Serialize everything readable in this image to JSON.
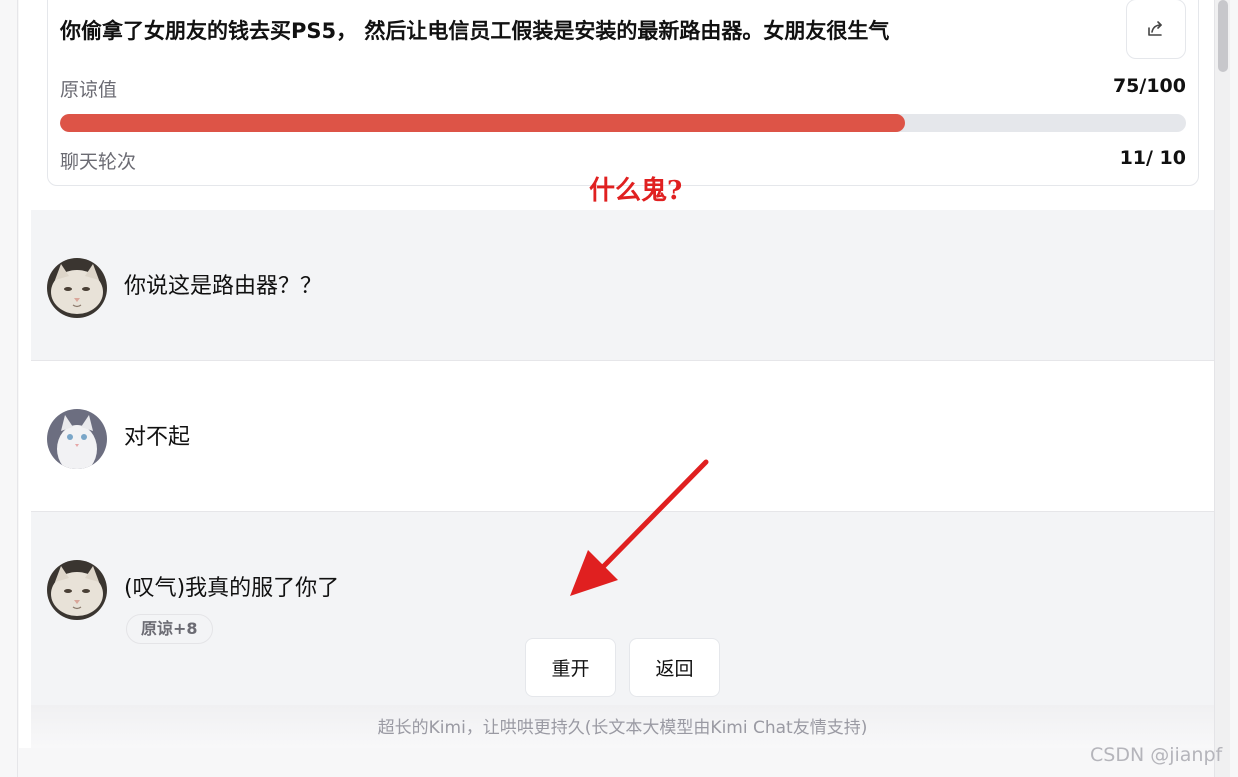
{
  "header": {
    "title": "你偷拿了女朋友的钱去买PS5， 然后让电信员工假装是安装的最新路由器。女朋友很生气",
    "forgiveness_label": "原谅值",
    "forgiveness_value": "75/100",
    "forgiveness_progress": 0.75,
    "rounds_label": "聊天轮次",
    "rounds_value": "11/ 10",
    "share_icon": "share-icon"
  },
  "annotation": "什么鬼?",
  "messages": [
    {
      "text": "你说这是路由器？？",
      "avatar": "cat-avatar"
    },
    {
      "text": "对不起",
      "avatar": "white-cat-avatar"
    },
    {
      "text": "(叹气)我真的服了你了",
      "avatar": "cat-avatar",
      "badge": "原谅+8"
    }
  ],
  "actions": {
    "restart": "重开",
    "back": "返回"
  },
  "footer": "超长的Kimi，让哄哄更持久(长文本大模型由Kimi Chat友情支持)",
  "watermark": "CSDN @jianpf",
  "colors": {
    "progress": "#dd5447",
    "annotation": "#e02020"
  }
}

▸ **Instructions for the task**:
Keep the pictures out of the copy and return the rest of the data above exactly.

▸ **Written reply**:
Serialize everything readable in this image to JSON.
{
  "header": {
    "title": "你偷拿了女朋友的钱去买PS5， 然后让电信员工假装是安装的最新路由器。女朋友很生气",
    "forgiveness_label": "原谅值",
    "forgiveness_value": "75/100",
    "forgiveness_progress": 0.75,
    "rounds_label": "聊天轮次",
    "rounds_value": "11/ 10",
    "share_icon": "share-icon"
  },
  "annotation": "什么鬼?",
  "messages": [
    {
      "text": "你说这是路由器？？",
      "avatar": "cat-avatar"
    },
    {
      "text": "对不起",
      "avatar": "white-cat-avatar"
    },
    {
      "text": "(叹气)我真的服了你了",
      "avatar": "cat-avatar",
      "badge": "原谅+8"
    }
  ],
  "actions": {
    "restart": "重开",
    "back": "返回"
  },
  "footer": "超长的Kimi，让哄哄更持久(长文本大模型由Kimi Chat友情支持)",
  "watermark": "CSDN @jianpf",
  "colors": {
    "progress": "#dd5447",
    "annotation": "#e02020"
  }
}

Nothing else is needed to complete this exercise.